| Aim |
Examine the material below. Gather every line in which the string "name" appears.

__________________________________________________

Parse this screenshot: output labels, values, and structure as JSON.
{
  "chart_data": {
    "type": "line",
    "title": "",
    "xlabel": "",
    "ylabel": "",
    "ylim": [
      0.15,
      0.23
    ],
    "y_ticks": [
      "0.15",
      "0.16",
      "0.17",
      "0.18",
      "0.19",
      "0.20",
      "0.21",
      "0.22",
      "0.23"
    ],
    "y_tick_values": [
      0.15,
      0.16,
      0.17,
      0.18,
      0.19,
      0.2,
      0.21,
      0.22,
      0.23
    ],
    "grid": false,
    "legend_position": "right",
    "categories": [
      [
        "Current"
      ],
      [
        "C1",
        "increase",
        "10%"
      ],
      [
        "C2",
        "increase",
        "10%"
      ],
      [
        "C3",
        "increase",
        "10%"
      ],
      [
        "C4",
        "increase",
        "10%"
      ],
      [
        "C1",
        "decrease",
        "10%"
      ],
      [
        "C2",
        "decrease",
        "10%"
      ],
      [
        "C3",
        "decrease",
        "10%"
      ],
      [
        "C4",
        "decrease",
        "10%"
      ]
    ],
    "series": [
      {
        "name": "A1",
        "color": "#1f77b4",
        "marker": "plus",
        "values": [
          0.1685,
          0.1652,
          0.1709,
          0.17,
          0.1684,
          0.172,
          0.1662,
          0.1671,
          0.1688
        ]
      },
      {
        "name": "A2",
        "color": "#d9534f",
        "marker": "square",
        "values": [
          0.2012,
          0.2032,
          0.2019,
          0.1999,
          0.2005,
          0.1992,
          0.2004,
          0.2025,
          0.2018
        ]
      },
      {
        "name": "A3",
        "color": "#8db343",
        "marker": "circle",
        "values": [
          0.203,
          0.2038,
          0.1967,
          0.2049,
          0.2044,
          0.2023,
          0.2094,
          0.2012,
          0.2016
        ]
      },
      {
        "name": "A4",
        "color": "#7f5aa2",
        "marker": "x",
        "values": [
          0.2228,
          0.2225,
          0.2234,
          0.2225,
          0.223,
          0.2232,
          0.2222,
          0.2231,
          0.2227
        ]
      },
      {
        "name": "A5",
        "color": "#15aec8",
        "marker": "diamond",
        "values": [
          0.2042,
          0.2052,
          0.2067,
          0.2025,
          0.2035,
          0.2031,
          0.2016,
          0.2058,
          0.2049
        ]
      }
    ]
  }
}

__________________________________________________

| The output |
        "name": "A1",
        "name": "A2",
        "name": "A3",
        "name": "A4",
        "name": "A5",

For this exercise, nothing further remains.